** Start DATA FOR THIS TASK **

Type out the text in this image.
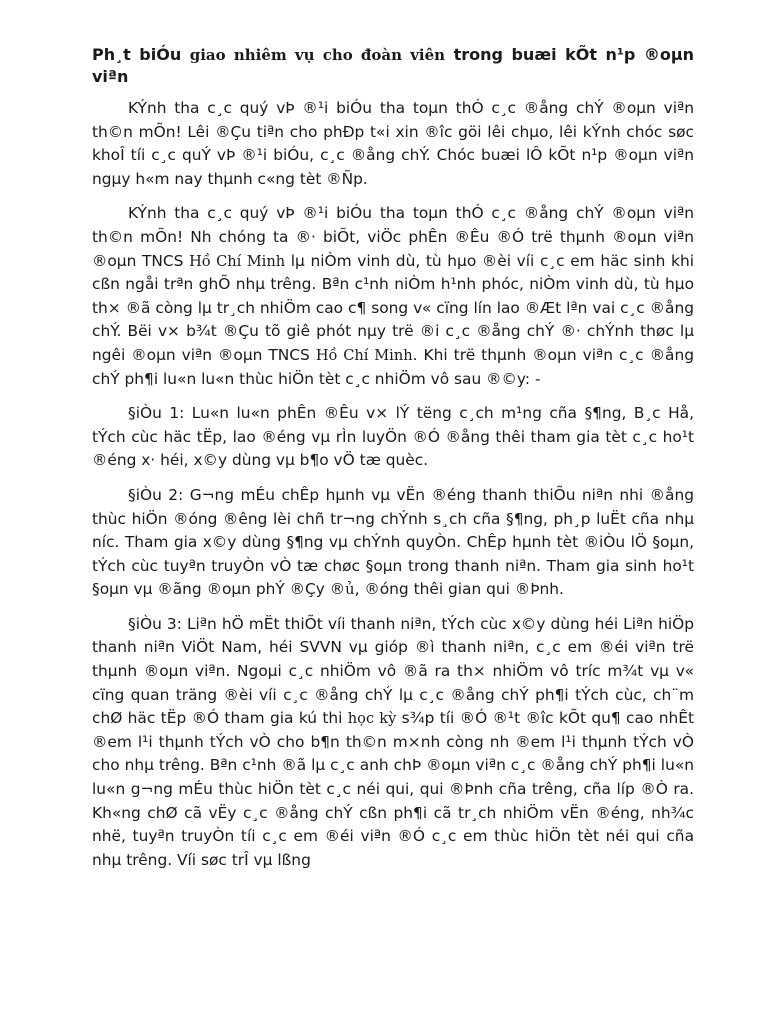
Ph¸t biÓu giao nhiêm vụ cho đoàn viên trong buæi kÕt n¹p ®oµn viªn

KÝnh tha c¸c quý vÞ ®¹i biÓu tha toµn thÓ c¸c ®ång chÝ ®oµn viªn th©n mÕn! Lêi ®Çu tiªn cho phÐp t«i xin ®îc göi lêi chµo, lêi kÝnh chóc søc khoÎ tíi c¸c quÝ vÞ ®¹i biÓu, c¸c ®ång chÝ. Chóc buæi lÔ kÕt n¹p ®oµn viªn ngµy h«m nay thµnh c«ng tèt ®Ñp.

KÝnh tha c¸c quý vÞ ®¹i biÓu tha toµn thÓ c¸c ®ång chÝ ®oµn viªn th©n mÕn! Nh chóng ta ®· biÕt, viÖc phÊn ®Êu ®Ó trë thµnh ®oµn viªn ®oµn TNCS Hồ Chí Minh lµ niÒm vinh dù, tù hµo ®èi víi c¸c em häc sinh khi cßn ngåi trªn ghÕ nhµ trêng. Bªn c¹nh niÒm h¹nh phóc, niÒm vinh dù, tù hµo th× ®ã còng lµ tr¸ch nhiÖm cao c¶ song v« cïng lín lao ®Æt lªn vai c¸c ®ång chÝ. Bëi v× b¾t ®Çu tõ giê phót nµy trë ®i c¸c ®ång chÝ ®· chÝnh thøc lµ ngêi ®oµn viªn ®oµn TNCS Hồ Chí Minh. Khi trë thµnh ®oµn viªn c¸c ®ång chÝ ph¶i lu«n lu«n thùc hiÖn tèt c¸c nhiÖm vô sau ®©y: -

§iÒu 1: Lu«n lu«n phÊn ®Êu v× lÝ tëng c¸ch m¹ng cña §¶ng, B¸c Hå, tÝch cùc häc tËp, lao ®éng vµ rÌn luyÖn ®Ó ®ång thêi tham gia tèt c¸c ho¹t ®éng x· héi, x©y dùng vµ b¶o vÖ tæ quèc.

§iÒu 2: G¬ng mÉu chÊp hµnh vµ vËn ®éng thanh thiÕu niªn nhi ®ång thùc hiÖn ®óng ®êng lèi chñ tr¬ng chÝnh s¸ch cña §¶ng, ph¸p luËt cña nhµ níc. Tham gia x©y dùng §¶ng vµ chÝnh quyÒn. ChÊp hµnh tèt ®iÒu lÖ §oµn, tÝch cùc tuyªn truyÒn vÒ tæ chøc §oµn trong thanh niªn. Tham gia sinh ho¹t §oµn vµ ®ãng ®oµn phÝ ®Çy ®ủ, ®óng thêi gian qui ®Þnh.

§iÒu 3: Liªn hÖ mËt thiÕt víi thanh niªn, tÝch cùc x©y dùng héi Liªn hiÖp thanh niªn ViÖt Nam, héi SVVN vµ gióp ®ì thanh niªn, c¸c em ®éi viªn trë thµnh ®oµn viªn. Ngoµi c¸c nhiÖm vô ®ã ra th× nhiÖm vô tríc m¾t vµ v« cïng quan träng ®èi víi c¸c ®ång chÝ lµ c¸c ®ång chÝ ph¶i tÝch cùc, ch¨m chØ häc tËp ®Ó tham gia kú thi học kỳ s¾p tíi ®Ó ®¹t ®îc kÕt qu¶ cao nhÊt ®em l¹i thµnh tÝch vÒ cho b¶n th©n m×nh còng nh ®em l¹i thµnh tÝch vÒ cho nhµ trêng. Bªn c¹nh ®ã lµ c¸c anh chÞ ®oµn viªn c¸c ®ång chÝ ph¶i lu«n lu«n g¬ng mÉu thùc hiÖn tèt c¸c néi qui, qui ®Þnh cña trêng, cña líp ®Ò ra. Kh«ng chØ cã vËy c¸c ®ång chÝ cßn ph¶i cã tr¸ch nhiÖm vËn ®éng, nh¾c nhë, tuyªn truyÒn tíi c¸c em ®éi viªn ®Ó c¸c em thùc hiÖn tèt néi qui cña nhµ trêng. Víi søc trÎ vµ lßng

** End DATA FOR THIS TASK **

STATED PROBLEM —
Sift the material for lines with the string "buæi". Copy each one found.

CORRECT RESULT —
Ph¸t biÓu giao nhiêm vụ cho đoàn viên trong buæi kÕt n¹p ®oµn viªn
KÝnh tha c¸c quý vÞ ®¹i biÓu tha toµn thÓ c¸c ®ång chÝ ®oµn viªn th©n mÕn! Lêi ®Çu tiªn cho phÐp t«i xin ®îc göi lêi chµo, lêi kÝnh chóc søc khoÎ tíi c¸c quÝ vÞ ®¹i biÓu, c¸c ®ång chÝ. Chóc buæi lÔ kÕt n¹p ®oµn viªn ngµy h«m nay thµnh c«ng tèt ®Ñp.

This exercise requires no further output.